* Data for this task

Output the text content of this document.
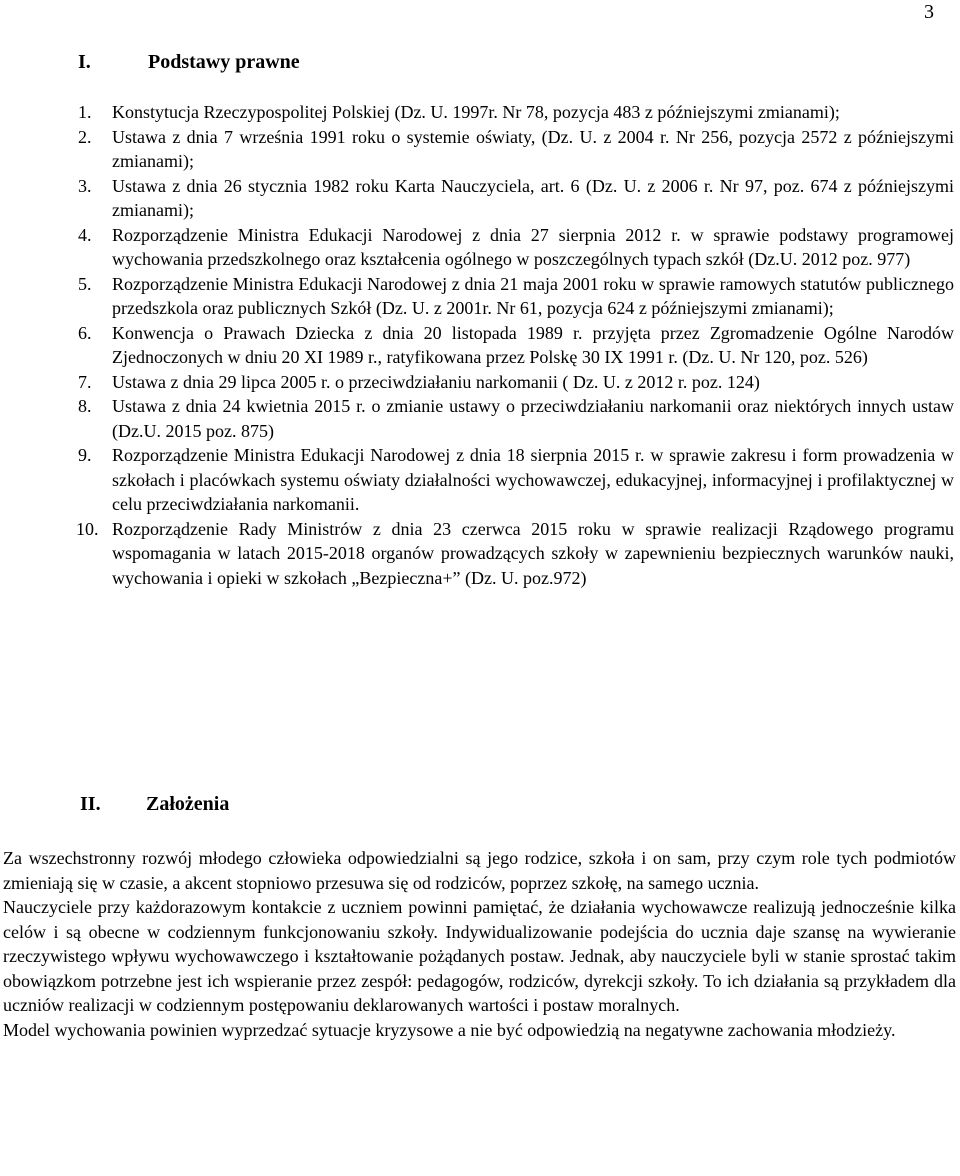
3
I.	Podstawy prawne
1. Konstytucja Rzeczypospolitej Polskiej (Dz. U. 1997r. Nr 78, pozycja 483 z późniejszymi zmianami);
2. Ustawa z dnia 7 września 1991 roku o systemie oświaty, (Dz. U. z 2004 r. Nr 256, pozycja 2572 z późniejszymi zmianami);
3. Ustawa z dnia 26 stycznia 1982 roku Karta Nauczyciela, art. 6 (Dz. U. z 2006 r. Nr 97, poz. 674 z późniejszymi zmianami);
4. Rozporządzenie Ministra Edukacji Narodowej z dnia 27 sierpnia 2012 r. w sprawie podstawy programowej wychowania przedszkolnego oraz kształcenia ogólnego w poszczególnych typach szkół (Dz.U. 2012 poz. 977)
5. Rozporządzenie Ministra Edukacji Narodowej z dnia 21 maja 2001 roku w sprawie ramowych statutów publicznego przedszkola oraz publicznych Szkół (Dz. U. z 2001r. Nr 61, pozycja 624 z późniejszymi zmianami);
6. Konwencja o Prawach Dziecka z dnia 20 listopada 1989 r. przyjęta przez Zgromadzenie Ogólne Narodów Zjednoczonych w dniu 20 XI 1989 r., ratyfikowana przez Polskę 30 IX 1991 r. (Dz. U. Nr 120, poz. 526)
7. Ustawa z dnia 29 lipca 2005 r. o przeciwdziałaniu narkomanii ( Dz. U. z 2012 r. poz. 124)
8. Ustawa z dnia 24 kwietnia 2015 r. o zmianie ustawy o przeciwdziałaniu narkomanii oraz niektórych innych ustaw (Dz.U. 2015 poz. 875)
9. Rozporządzenie Ministra Edukacji Narodowej z dnia 18 sierpnia 2015 r. w sprawie zakresu i form prowadzenia w szkołach i placówkach systemu oświaty działalności wychowawczej, edukacyjnej, informacyjnej i profilaktycznej w celu przeciwdziałania narkomanii.
10. Rozporządzenie Rady Ministrów z dnia 23 czerwca 2015 roku w sprawie realizacji Rządowego programu wspomagania w latach 2015-2018 organów prowadzących szkoły w zapewnieniu bezpiecznych warunków nauki, wychowania i opieki w szkołach „Bezpieczna+” (Dz. U. poz.972)
II. Założenia

Za wszechstronny rozwój młodego człowieka odpowiedzialni są jego rodzice, szkoła i on sam, przy czym role tych podmiotów zmieniają się w czasie, a akcent stopniowo przesuwa się od rodziców, poprzez szkołę, na samego ucznia.

Nauczyciele przy każdorazowym kontakcie z uczniem powinni pamiętać, że działania wychowawcze realizują jednocześnie kilka celów i są obecne w codziennym funkcjonowaniu szkoły. Indywidualizowanie podejścia do ucznia daje szansę na wywieranie rzeczywistego wpływu wychowawczego i kształtowanie pożądanych postaw. Jednak, aby nauczyciele byli w stanie sprostać takim obowiązkom potrzebne jest ich wspieranie przez zespół: pedagogów, rodziców, dyrekcji szkoły. To ich działania są przykładem dla uczniów realizacji w codziennym postępowaniu deklarowanych wartości i postaw moralnych.

Model wychowania powinien wyprzedzać sytuacje kryzysowe a nie być odpowiedzią na negatywne zachowania młodzieży.
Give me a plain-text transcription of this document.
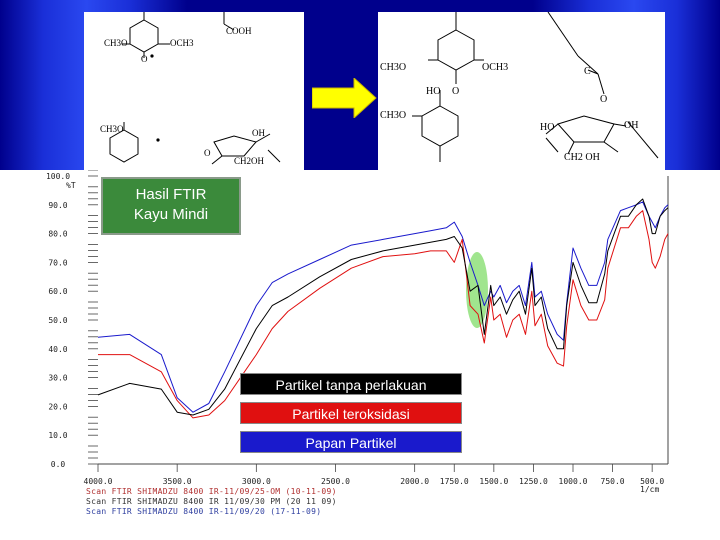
CH3O	OCH3
COOH
CH3O
O
OH
CH2OH
O
CH3O	OCH3
HO
CH3O
O
C
HO	OH
CH2 OH
O
0.0
10.0
20.0
30.0
40.0
50.0
60.0
70.0
80.0
90.0
100.0
4000.0	3500.0	3000.0	2500.0	2000.0 1750.0 1500.0 1250.0 1000.0 750.0 500.0
%T
1/cm
Hasil FTIR
Kayu Mindi
Partikel tanpa perlakuan
Partikel teroksidasi
Papan Partikel
Scan FTIR SHIMADZU 8400 IR-11/09/25-OM (10-11-09)
Scan FTIR SHIMADZU 8400 IR 11/09/30 PM (20 11 09)
Scan FTIR SHIMADZU 8400 IR-11/09/20 (17-11-09)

* Directive
Leave out the pictures and copy every record above exactly.

* Correct result
Output the text content of this document.
3
I.	Podstawy prawne
1. Konstytucja Rzeczypospolitej Polskiej (Dz. U. 1997r. Nr 78, pozycja 483 z późniejszymi zmianami);
2. Ustawa z dnia 7 września 1991 roku o systemie oświaty, (Dz. U. z 2004 r. Nr 256, pozycja 2572 z późniejszymi zmianami);
3. Ustawa z dnia 26 stycznia 1982 roku Karta Nauczyciela, art. 6 (Dz. U. z 2006 r. Nr 97, poz. 674 z późniejszymi zmianami);
4. Rozporządzenie Ministra Edukacji Narodowej z dnia 27 sierpnia 2012 r. w sprawie podstawy programowej wychowania przedszkolnego oraz kształcenia ogólnego w poszczególnych typach szkół (Dz.U. 2012 poz. 977)
5. Rozporządzenie Ministra Edukacji Narodowej z dnia 21 maja 2001 roku w sprawie ramowych statutów publicznego przedszkola oraz publicznych Szkół (Dz. U. z 2001r. Nr 61, pozycja 624 z późniejszymi zmianami);
6. Konwencja o Prawach Dziecka z dnia 20 listopada 1989 r. przyjęta przez Zgromadzenie Ogólne Narodów Zjednoczonych w dniu 20 XI 1989 r., ratyfikowana przez Polskę 30 IX 1991 r. (Dz. U. Nr 120, poz. 526)
7. Ustawa z dnia 29 lipca 2005 r. o przeciwdziałaniu narkomanii ( Dz. U. z 2012 r. poz. 124)
8. Ustawa z dnia 24 kwietnia 2015 r. o zmianie ustawy o przeciwdziałaniu narkomanii oraz niektórych innych ustaw (Dz.U. 2015 poz. 875)
9. Rozporządzenie Ministra Edukacji Narodowej z dnia 18 sierpnia 2015 r. w sprawie zakresu i form prowadzenia w szkołach i placówkach systemu oświaty działalności wychowawczej, edukacyjnej, informacyjnej i profilaktycznej w celu przeciwdziałania narkomanii.
10. Rozporządzenie Rady Ministrów z dnia 23 czerwca 2015 roku w sprawie realizacji Rządowego programu wspomagania w latach 2015-2018 organów prowadzących szkoły w zapewnieniu bezpiecznych warunków nauki, wychowania i opieki w szkołach „Bezpieczna+” (Dz. U. poz.972)
II. Założenia

Za wszechstronny rozwój młodego człowieka odpowiedzialni są jego rodzice, szkoła i on sam, przy czym role tych podmiotów zmieniają się w czasie, a akcent stopniowo przesuwa się od rodziców, poprzez szkołę, na samego ucznia.

Nauczyciele przy każdorazowym kontakcie z uczniem powinni pamiętać, że działania wychowawcze realizują jednocześnie kilka celów i są obecne w codziennym funkcjonowaniu szkoły. Indywidualizowanie podejścia do ucznia daje szansę na wywieranie rzeczywistego wpływu wychowawczego i kształtowanie pożądanych postaw. Jednak, aby nauczyciele byli w stanie sprostać takim obowiązkom potrzebne jest ich wspieranie przez zespół: pedagogów, rodziców, dyrekcji szkoły. To ich działania są przykładem dla uczniów realizacji w codziennym postępowaniu deklarowanych wartości i postaw moralnych.

Model wychowania powinien wyprzedzać sytuacje kryzysowe a nie być odpowiedzią na negatywne zachowania młodzieży.
Give me a plain-text transcription of this document.
CH3O	OCH3
COOH
CH3O
O
OH
CH2OH
O
CH3O	OCH3
HO
CH3O
O
C
HO	OH
CH2 OH
O
0.0
10.0
20.0
30.0
40.0
50.0
60.0
70.0
80.0
90.0
100.0
4000.0	3500.0	3000.0	2500.0	2000.0 1750.0 1500.0 1250.0 1000.0 750.0 500.0
%T
1/cm
Hasil FTIR
Kayu Mindi
Partikel tanpa perlakuan
Partikel teroksidasi
Papan Partikel
Scan FTIR SHIMADZU 8400 IR-11/09/25-OM (10-11-09)
Scan FTIR SHIMADZU 8400 IR 11/09/30 PM (20 11 09)
Scan FTIR SHIMADZU 8400 IR-11/09/20 (17-11-09)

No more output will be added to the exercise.